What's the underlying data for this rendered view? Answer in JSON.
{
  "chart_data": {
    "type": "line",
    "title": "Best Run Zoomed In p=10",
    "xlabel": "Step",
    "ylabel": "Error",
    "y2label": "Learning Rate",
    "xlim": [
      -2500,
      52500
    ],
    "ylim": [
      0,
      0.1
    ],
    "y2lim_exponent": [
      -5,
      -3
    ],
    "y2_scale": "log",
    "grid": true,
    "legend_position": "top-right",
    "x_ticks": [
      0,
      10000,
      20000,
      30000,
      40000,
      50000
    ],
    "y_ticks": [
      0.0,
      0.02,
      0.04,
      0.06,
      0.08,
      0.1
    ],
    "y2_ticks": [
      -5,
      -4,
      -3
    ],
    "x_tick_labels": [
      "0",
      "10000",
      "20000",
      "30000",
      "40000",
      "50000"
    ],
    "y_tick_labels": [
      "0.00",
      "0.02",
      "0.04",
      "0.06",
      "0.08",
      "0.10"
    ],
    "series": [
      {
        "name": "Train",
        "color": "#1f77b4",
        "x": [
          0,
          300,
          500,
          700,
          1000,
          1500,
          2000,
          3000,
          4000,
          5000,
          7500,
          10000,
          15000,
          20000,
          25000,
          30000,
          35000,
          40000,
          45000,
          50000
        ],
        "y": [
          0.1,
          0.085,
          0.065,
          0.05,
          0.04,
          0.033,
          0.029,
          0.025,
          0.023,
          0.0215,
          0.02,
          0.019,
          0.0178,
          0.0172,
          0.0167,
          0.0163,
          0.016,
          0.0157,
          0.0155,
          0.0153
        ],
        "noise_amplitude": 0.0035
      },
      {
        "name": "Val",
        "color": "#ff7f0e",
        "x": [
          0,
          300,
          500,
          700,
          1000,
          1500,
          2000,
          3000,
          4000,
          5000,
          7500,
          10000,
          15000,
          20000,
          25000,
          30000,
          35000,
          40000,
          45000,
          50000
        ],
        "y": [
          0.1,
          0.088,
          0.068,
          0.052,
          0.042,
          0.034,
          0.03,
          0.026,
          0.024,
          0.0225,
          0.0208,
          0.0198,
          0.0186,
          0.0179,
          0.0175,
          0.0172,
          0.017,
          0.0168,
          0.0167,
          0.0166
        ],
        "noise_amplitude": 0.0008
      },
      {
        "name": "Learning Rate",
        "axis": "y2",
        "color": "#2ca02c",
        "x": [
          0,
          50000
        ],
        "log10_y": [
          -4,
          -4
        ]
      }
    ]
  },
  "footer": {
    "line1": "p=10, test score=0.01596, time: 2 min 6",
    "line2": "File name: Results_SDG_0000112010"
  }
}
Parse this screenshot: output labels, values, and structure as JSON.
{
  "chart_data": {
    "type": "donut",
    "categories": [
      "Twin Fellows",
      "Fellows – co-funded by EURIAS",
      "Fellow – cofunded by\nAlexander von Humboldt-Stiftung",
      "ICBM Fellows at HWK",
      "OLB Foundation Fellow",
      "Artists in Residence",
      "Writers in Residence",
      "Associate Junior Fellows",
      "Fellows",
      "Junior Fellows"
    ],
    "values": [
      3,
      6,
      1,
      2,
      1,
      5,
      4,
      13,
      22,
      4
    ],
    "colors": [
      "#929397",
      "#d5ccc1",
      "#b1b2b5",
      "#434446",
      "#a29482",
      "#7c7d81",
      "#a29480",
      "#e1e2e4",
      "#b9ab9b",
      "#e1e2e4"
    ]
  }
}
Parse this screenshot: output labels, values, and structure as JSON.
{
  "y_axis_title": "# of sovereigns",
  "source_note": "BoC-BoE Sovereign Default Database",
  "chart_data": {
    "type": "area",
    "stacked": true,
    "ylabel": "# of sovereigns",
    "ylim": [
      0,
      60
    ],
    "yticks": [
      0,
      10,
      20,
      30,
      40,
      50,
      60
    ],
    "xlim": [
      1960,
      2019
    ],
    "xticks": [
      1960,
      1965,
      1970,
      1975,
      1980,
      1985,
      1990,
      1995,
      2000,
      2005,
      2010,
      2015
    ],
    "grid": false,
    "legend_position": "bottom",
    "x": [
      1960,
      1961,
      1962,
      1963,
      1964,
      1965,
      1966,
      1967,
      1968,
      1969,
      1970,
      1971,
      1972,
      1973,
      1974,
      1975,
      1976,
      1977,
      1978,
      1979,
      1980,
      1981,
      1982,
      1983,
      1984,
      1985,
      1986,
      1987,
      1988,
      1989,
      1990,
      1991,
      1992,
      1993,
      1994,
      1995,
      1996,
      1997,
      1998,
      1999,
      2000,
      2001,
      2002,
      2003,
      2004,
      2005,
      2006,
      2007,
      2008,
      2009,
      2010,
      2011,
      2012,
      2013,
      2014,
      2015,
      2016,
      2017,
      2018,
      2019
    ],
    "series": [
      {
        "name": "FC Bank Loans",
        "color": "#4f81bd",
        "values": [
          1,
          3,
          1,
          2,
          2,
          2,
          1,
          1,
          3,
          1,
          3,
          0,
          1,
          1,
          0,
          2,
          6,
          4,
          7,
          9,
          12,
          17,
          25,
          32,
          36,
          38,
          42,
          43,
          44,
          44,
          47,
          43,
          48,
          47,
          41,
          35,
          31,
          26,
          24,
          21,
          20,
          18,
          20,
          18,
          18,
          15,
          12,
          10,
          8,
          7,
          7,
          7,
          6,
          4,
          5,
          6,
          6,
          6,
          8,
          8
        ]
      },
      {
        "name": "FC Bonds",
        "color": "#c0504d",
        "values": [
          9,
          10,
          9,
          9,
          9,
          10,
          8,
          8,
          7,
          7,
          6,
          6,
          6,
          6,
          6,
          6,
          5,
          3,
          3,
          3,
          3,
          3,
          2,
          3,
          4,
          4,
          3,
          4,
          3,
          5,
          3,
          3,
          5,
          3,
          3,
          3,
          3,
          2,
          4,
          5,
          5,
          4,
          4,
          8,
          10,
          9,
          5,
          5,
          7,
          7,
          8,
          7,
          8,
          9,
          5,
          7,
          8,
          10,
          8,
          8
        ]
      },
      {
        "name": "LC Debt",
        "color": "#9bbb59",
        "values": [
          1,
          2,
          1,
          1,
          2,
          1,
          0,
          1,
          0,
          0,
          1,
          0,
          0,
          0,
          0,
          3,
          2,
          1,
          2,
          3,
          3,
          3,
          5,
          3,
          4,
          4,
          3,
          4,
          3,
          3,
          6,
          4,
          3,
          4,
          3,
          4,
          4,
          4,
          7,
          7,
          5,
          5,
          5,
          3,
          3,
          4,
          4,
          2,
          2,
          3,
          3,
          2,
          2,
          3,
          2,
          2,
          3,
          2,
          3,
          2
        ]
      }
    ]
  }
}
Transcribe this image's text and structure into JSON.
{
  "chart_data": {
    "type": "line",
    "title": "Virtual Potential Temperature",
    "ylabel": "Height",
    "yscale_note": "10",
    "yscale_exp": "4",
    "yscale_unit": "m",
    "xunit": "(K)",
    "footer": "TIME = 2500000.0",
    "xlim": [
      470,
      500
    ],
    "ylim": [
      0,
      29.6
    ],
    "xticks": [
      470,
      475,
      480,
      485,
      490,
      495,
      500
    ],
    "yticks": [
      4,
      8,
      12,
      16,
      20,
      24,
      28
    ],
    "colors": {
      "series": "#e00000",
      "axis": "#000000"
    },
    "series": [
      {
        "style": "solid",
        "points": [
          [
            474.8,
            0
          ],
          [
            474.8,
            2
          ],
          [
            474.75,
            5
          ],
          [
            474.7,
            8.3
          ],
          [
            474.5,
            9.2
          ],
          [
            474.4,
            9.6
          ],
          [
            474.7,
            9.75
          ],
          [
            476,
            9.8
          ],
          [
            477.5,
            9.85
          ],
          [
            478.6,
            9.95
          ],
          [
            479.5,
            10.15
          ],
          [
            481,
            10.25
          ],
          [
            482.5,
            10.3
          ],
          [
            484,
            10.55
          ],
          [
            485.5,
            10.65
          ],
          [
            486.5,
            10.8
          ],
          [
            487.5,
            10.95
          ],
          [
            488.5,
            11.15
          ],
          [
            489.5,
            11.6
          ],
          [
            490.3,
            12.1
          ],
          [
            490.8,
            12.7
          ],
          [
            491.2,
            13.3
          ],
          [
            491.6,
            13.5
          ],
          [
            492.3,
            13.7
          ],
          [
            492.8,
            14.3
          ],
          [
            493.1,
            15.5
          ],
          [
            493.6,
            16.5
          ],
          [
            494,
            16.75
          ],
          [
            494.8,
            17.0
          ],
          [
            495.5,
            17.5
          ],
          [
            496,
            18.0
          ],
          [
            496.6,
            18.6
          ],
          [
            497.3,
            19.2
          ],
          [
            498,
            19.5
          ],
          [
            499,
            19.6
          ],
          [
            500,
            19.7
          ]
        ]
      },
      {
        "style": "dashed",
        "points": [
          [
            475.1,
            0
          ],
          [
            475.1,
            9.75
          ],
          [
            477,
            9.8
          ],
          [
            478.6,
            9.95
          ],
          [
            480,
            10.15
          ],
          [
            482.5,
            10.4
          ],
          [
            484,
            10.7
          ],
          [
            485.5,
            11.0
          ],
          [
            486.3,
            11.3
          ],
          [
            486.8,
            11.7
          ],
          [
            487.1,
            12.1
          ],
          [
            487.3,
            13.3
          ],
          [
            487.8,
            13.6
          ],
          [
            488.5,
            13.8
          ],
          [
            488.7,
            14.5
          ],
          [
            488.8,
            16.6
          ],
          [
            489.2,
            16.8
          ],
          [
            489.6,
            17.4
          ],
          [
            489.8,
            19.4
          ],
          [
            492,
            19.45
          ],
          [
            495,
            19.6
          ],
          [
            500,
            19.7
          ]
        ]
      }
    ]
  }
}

++++

**Description of the task:** Your task is to gather every line with the word "Fellows" and copy it.

**Solution to this exercise:**
      "Twin Fellows",
      "Fellows – co-funded by EURIAS",
      "ICBM Fellows at HWK",
      "Associate Junior Fellows",
      "Fellows",
      "Junior Fellows"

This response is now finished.